EXERCISE: State the count of lines below in which the word "color" appears, and add nothing.

[Figure record extracts]
________________________

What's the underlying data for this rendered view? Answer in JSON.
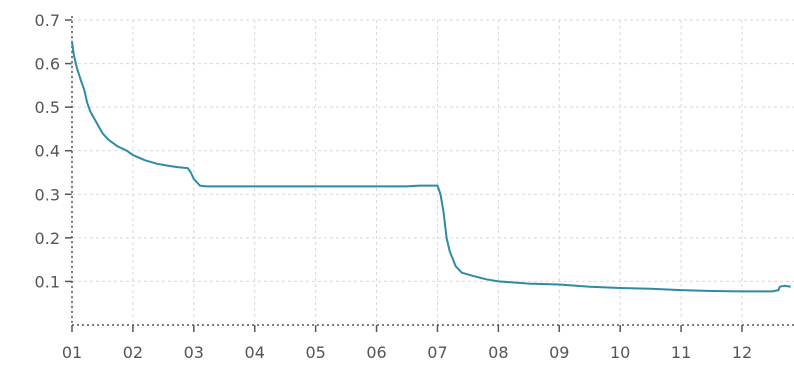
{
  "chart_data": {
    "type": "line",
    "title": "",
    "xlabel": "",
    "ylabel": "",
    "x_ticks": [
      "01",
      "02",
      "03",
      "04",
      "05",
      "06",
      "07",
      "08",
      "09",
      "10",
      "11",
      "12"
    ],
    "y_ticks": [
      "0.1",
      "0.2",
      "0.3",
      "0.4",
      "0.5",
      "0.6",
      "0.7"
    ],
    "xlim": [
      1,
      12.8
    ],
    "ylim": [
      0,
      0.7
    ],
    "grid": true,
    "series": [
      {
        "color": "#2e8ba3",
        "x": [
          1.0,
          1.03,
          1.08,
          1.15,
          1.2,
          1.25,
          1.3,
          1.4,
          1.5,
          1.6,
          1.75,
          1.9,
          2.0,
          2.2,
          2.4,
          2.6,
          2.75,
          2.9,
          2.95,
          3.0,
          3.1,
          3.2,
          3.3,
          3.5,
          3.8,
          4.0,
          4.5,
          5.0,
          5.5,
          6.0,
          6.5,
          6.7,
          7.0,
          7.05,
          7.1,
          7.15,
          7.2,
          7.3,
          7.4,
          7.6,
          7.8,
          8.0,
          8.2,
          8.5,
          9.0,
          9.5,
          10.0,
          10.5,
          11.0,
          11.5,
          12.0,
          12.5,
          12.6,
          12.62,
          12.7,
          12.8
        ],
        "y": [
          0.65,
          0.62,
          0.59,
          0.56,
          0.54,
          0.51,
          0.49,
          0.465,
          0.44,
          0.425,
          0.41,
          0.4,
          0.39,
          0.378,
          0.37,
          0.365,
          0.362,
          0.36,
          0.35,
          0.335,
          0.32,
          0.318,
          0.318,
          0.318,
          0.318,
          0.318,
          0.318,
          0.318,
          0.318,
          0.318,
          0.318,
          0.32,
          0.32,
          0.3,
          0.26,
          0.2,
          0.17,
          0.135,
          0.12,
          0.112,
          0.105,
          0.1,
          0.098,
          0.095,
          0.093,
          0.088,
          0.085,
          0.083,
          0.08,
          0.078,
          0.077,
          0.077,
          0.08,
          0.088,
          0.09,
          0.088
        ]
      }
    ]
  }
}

________________________

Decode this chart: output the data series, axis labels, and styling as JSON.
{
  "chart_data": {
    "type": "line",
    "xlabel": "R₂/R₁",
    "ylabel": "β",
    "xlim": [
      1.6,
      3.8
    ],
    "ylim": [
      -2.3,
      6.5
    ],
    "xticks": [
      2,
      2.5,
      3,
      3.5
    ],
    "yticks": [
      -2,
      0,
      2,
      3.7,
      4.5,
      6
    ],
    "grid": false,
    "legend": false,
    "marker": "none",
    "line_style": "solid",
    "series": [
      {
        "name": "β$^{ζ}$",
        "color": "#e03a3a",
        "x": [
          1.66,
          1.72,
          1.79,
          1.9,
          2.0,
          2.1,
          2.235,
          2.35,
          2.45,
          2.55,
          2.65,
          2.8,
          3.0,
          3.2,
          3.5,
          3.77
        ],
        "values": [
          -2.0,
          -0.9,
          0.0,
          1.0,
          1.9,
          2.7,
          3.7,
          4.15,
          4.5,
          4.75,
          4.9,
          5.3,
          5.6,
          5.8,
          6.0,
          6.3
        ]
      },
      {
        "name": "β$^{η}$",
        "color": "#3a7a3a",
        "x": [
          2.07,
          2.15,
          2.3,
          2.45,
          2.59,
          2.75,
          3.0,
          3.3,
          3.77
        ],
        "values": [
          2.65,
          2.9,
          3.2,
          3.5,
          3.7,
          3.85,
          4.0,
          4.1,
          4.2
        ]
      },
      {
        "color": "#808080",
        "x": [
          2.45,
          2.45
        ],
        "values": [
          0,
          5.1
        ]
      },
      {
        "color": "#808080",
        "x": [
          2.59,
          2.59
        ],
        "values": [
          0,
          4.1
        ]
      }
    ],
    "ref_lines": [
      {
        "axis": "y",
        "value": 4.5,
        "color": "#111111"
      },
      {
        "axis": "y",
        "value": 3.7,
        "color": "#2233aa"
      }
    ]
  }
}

________________________

ANSWER BELOW: 7